→ **EXERCISE OBJECTIVE**
Copy every line that mentions the word "Default".
# start of DATA ENTRIES
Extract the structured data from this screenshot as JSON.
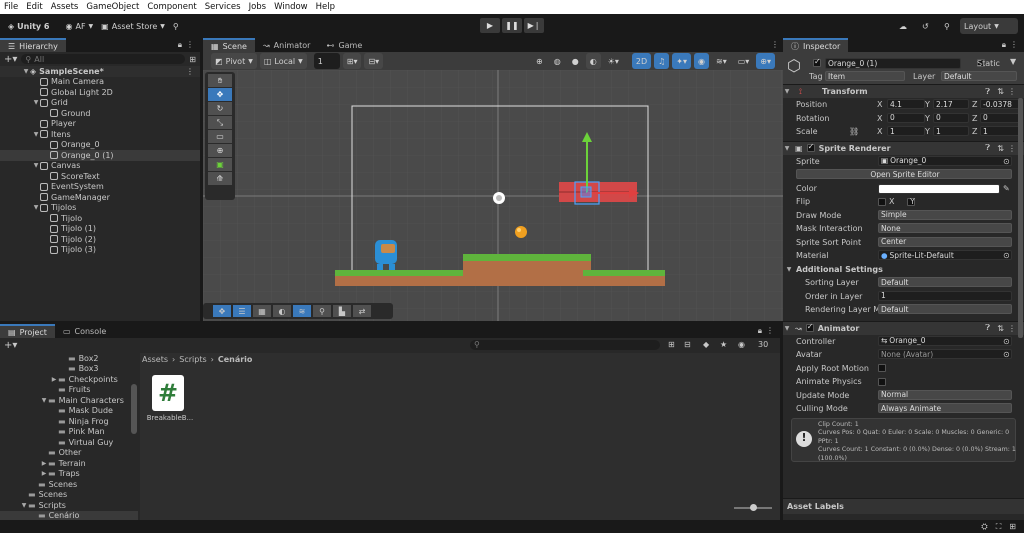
{
  "menu": [
    "File",
    "Edit",
    "Assets",
    "GameObject",
    "Component",
    "Services",
    "Jobs",
    "Window",
    "Help"
  ],
  "toolbar": {
    "unity": "Unity 6",
    "account": "AF",
    "asset_store": "Asset Store",
    "layout": "Layout"
  },
  "hierarchy": {
    "tab": "Hierarchy",
    "search_placeholder": "All",
    "scene": "SampleScene*",
    "items": [
      {
        "label": "Main Camera",
        "depth": 1
      },
      {
        "label": "Global Light 2D",
        "depth": 1
      },
      {
        "label": "Grid",
        "depth": 1,
        "expanded": true
      },
      {
        "label": "Ground",
        "depth": 2
      },
      {
        "label": "Player",
        "depth": 1
      },
      {
        "label": "Itens",
        "depth": 1,
        "expanded": true
      },
      {
        "label": "Orange_0",
        "depth": 2
      },
      {
        "label": "Orange_0 (1)",
        "depth": 2,
        "selected": true
      },
      {
        "label": "Canvas",
        "depth": 1,
        "expanded": true
      },
      {
        "label": "ScoreText",
        "depth": 2
      },
      {
        "label": "EventSystem",
        "depth": 1
      },
      {
        "label": "GameManager",
        "depth": 1
      },
      {
        "label": "Tijolos",
        "depth": 1,
        "expanded": true
      },
      {
        "label": "Tijolo",
        "depth": 2
      },
      {
        "label": "Tijolo (1)",
        "depth": 2
      },
      {
        "label": "Tijolo (2)",
        "depth": 2
      },
      {
        "label": "Tijolo (3)",
        "depth": 2
      }
    ]
  },
  "scene": {
    "tabs": [
      "Scene",
      "Animator",
      "Game"
    ],
    "pivot": "Pivot",
    "local": "Local",
    "grid_step": "1",
    "twod": "2D"
  },
  "project": {
    "tabs": [
      "Project",
      "Console"
    ],
    "breadcrumb": [
      "Assets",
      "Scripts",
      "Cenário"
    ],
    "count": "30",
    "tree": [
      {
        "label": "Box2",
        "depth": 3
      },
      {
        "label": "Box3",
        "depth": 3
      },
      {
        "label": "Checkpoints",
        "depth": 2,
        "arrow": "▶"
      },
      {
        "label": "Fruits",
        "depth": 2
      },
      {
        "label": "Main Characters",
        "depth": 1,
        "arrow": "▼"
      },
      {
        "label": "Mask Dude",
        "depth": 2
      },
      {
        "label": "Ninja Frog",
        "depth": 2
      },
      {
        "label": "Pink Man",
        "depth": 2
      },
      {
        "label": "Virtual Guy",
        "depth": 2
      },
      {
        "label": "Other",
        "depth": 1
      },
      {
        "label": "Terrain",
        "depth": 1,
        "arrow": "▶"
      },
      {
        "label": "Traps",
        "depth": 1,
        "arrow": "▶"
      },
      {
        "label": "Scenes",
        "depth": 0
      },
      {
        "label": "Scenes",
        "depth": -1
      },
      {
        "label": "Scripts",
        "depth": -1,
        "arrow": "▼"
      },
      {
        "label": "Cenário",
        "depth": 0,
        "selected": true
      }
    ],
    "file_label": "BreakableB..."
  },
  "inspector": {
    "tab": "Inspector",
    "object_name": "Orange_0 (1)",
    "static": "Static",
    "tag_label": "Tag",
    "tag": "Item",
    "layer_label": "Layer",
    "layer": "Default",
    "transform": {
      "title": "Transform",
      "position": {
        "label": "Position",
        "x": "4.1",
        "y": "2.17",
        "z": "-0.0378"
      },
      "rotation": {
        "label": "Rotation",
        "x": "0",
        "y": "0",
        "z": "0"
      },
      "scale": {
        "label": "Scale",
        "x": "1",
        "y": "1",
        "z": "1"
      }
    },
    "sprite_renderer": {
      "title": "Sprite Renderer",
      "sprite_label": "Sprite",
      "sprite": "Orange_0",
      "edit_button": "Open Sprite Editor",
      "color_label": "Color",
      "flip_label": "Flip",
      "flip_x": "X",
      "flip_y": "Y",
      "draw_mode_label": "Draw Mode",
      "draw_mode": "Simple",
      "mask_label": "Mask Interaction",
      "mask": "None",
      "sort_point_label": "Sprite Sort Point",
      "sort_point": "Center",
      "material_label": "Material",
      "material": "Sprite-Lit-Default",
      "additional": "Additional Settings",
      "sorting_layer_label": "Sorting Layer",
      "sorting_layer": "Default",
      "order_label": "Order in Layer",
      "order": "1",
      "rendering_layer_label": "Rendering Layer M",
      "rendering_layer": "Default"
    },
    "animator": {
      "title": "Animator",
      "controller_label": "Controller",
      "controller": "Orange_0",
      "avatar_label": "Avatar",
      "avatar": "None (Avatar)",
      "root_motion_label": "Apply Root Motion",
      "physics_label": "Animate Physics",
      "update_label": "Update Mode",
      "update": "Normal",
      "culling_label": "Culling Mode",
      "culling": "Always Animate",
      "info": "Clip Count: 1\nCurves Pos: 0 Quat: 0 Euler: 0 Scale: 0 Muscles: 0 Generic: 0 PPtr: 1\nCurves Count: 1 Constant: 0 (0.0%) Dense: 0 (0.0%) Stream: 1 (100.0%)"
    },
    "asset_labels": "Asset Labels"
  },
  "colors": {
    "accent": "#3a79bb",
    "scene_bg": "#4a4a4a",
    "grass": "#5fb43c",
    "dirt": "#b26f46",
    "brick": "#d24848"
  }
}
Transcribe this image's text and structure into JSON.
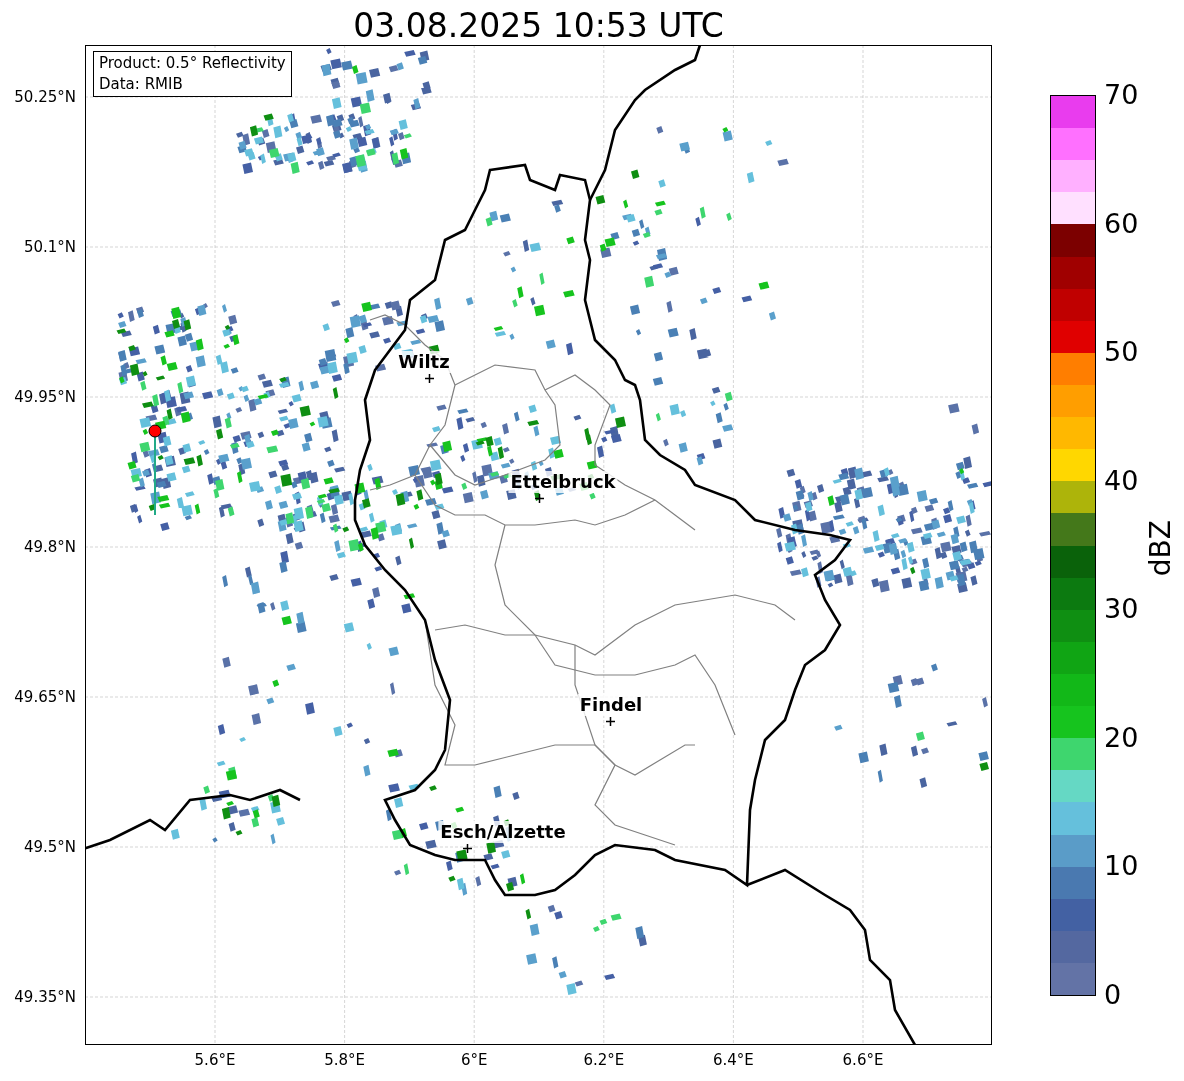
{
  "title": "03.08.2025 10:53 UTC",
  "info_box": {
    "lines": [
      "Product: 0.5° Reflectivity",
      "Data: RMIB"
    ]
  },
  "map": {
    "yticks": [
      "50.25°N",
      "50.1°N",
      "49.95°N",
      "49.8°N",
      "49.65°N",
      "49.5°N",
      "49.35°N"
    ],
    "xticks": [
      "5.6°E",
      "5.8°E",
      "6°E",
      "6.2°E",
      "6.4°E",
      "6.6°E"
    ],
    "cities": [
      {
        "name": "Wiltz"
      },
      {
        "name": "Ettelbruck"
      },
      {
        "name": "Findel"
      },
      {
        "name": "Esch/Alzette"
      }
    ]
  },
  "colorbar": {
    "label": "dBZ",
    "ticks": [
      "70",
      "60",
      "50",
      "40",
      "30",
      "20",
      "10",
      "0"
    ],
    "colors": [
      {
        "color": "#e93cee"
      },
      {
        "color": "#ff70ff"
      },
      {
        "color": "#ffb0ff"
      },
      {
        "color": "#ffe0ff"
      },
      {
        "color": "#7c0000"
      },
      {
        "color": "#a00000"
      },
      {
        "color": "#c00000"
      },
      {
        "color": "#e00000"
      },
      {
        "color": "#ff7e00"
      },
      {
        "color": "#ff9e00"
      },
      {
        "color": "#ffb800"
      },
      {
        "color": "#ffd700"
      },
      {
        "color": "#adb40a"
      },
      {
        "color": "#44781a"
      },
      {
        "color": "#0a620a"
      },
      {
        "color": "#0c7a10"
      },
      {
        "color": "#0f8f12"
      },
      {
        "color": "#10a514"
      },
      {
        "color": "#12b818"
      },
      {
        "color": "#16c41e"
      },
      {
        "color": "#3ed66e"
      },
      {
        "color": "#65d8c4"
      },
      {
        "color": "#65c0dc"
      },
      {
        "color": "#5a9cc8"
      },
      {
        "color": "#4a79b0"
      },
      {
        "color": "#4361a3"
      },
      {
        "color": "#5468a0"
      },
      {
        "color": "#6373a6"
      }
    ]
  }
}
# end of DATA ENTRIES
→ **EXPECTED OUTPUT**
    "layer": "Default",
      "material": "Sprite-Lit-Default",
      "sorting_layer": "Default",
      "rendering_layer": "Default"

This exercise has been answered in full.